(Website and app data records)

++++++++++++++++++++

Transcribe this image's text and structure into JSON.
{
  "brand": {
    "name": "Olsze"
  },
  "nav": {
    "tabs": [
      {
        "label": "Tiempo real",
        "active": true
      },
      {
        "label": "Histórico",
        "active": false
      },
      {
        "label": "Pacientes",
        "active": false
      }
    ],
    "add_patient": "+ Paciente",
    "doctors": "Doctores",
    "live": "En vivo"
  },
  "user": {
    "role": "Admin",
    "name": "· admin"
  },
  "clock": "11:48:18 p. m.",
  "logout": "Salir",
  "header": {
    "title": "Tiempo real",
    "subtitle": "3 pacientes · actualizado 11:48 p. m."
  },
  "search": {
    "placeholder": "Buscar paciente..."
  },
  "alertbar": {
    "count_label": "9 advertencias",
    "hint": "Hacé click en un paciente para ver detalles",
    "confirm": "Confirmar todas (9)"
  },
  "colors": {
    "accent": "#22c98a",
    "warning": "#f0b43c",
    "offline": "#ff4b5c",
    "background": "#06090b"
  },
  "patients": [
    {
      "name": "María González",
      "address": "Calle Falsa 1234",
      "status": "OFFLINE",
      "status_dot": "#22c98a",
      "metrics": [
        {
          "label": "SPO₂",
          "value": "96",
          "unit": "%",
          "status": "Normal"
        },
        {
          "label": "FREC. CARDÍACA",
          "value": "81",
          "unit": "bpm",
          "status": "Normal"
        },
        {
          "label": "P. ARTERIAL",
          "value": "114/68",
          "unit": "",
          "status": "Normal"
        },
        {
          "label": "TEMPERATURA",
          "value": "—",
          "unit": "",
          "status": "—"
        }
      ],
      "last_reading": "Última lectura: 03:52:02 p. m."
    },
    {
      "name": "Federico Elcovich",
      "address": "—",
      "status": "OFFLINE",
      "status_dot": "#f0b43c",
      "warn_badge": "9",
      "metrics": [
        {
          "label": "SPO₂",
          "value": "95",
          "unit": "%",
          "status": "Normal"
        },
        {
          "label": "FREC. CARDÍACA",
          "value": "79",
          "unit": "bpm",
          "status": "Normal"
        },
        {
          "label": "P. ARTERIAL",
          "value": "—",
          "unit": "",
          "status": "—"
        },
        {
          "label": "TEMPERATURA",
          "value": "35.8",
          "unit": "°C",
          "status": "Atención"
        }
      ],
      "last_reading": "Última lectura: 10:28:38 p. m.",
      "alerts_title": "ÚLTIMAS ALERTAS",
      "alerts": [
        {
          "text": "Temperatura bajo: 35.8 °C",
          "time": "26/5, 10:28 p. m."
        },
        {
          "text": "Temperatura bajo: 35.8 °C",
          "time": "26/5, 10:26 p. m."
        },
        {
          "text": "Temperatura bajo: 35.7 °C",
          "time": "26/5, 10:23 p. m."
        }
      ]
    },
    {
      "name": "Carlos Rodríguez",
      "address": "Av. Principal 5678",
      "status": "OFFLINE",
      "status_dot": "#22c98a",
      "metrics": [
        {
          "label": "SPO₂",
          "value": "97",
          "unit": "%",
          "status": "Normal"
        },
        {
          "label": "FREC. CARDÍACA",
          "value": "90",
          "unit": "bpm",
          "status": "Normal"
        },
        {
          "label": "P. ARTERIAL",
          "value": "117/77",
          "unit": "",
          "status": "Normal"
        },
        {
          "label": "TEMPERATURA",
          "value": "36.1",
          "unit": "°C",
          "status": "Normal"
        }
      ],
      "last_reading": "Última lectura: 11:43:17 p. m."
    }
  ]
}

++++++++++++++++++++

> _Work item_
Repeat each record above precisely as written.

> _Answer for the task_
Transcribe this image's text and structure into JSON.
{
  "brand": {
    "name": "Olsze"
  },
  "nav": {
    "tabs": [
      {
        "label": "Tiempo real",
        "active": true
      },
      {
        "label": "Histórico",
        "active": false
      },
      {
        "label": "Pacientes",
        "active": false
      }
    ],
    "add_patient": "+ Paciente",
    "doctors": "Doctores",
    "live": "En vivo"
  },
  "user": {
    "role": "Admin",
    "name": "· admin"
  },
  "clock": "11:48:18 p. m.",
  "logout": "Salir",
  "header": {
    "title": "Tiempo real",
    "subtitle": "3 pacientes · actualizado 11:48 p. m."
  },
  "search": {
    "placeholder": "Buscar paciente..."
  },
  "alertbar": {
    "count_label": "9 advertencias",
    "hint": "Hacé click en un paciente para ver detalles",
    "confirm": "Confirmar todas (9)"
  },
  "colors": {
    "accent": "#22c98a",
    "warning": "#f0b43c",
    "offline": "#ff4b5c",
    "background": "#06090b"
  },
  "patients": [
    {
      "name": "María González",
      "address": "Calle Falsa 1234",
      "status": "OFFLINE",
      "status_dot": "#22c98a",
      "metrics": [
        {
          "label": "SPO₂",
          "value": "96",
          "unit": "%",
          "status": "Normal"
        },
        {
          "label": "FREC. CARDÍACA",
          "value": "81",
          "unit": "bpm",
          "status": "Normal"
        },
        {
          "label": "P. ARTERIAL",
          "value": "114/68",
          "unit": "",
          "status": "Normal"
        },
        {
          "label": "TEMPERATURA",
          "value": "—",
          "unit": "",
          "status": "—"
        }
      ],
      "last_reading": "Última lectura: 03:52:02 p. m."
    },
    {
      "name": "Federico Elcovich",
      "address": "—",
      "status": "OFFLINE",
      "status_dot": "#f0b43c",
      "warn_badge": "9",
      "metrics": [
        {
          "label": "SPO₂",
          "value": "95",
          "unit": "%",
          "status": "Normal"
        },
        {
          "label": "FREC. CARDÍACA",
          "value": "79",
          "unit": "bpm",
          "status": "Normal"
        },
        {
          "label": "P. ARTERIAL",
          "value": "—",
          "unit": "",
          "status": "—"
        },
        {
          "label": "TEMPERATURA",
          "value": "35.8",
          "unit": "°C",
          "status": "Atención"
        }
      ],
      "last_reading": "Última lectura: 10:28:38 p. m.",
      "alerts_title": "ÚLTIMAS ALERTAS",
      "alerts": [
        {
          "text": "Temperatura bajo: 35.8 °C",
          "time": "26/5, 10:28 p. m."
        },
        {
          "text": "Temperatura bajo: 35.8 °C",
          "time": "26/5, 10:26 p. m."
        },
        {
          "text": "Temperatura bajo: 35.7 °C",
          "time": "26/5, 10:23 p. m."
        }
      ]
    },
    {
      "name": "Carlos Rodríguez",
      "address": "Av. Principal 5678",
      "status": "OFFLINE",
      "status_dot": "#22c98a",
      "metrics": [
        {
          "label": "SPO₂",
          "value": "97",
          "unit": "%",
          "status": "Normal"
        },
        {
          "label": "FREC. CARDÍACA",
          "value": "90",
          "unit": "bpm",
          "status": "Normal"
        },
        {
          "label": "P. ARTERIAL",
          "value": "117/77",
          "unit": "",
          "status": "Normal"
        },
        {
          "label": "TEMPERATURA",
          "value": "36.1",
          "unit": "°C",
          "status": "Normal"
        }
      ],
      "last_reading": "Última lectura: 11:43:17 p. m."
    }
  ]
}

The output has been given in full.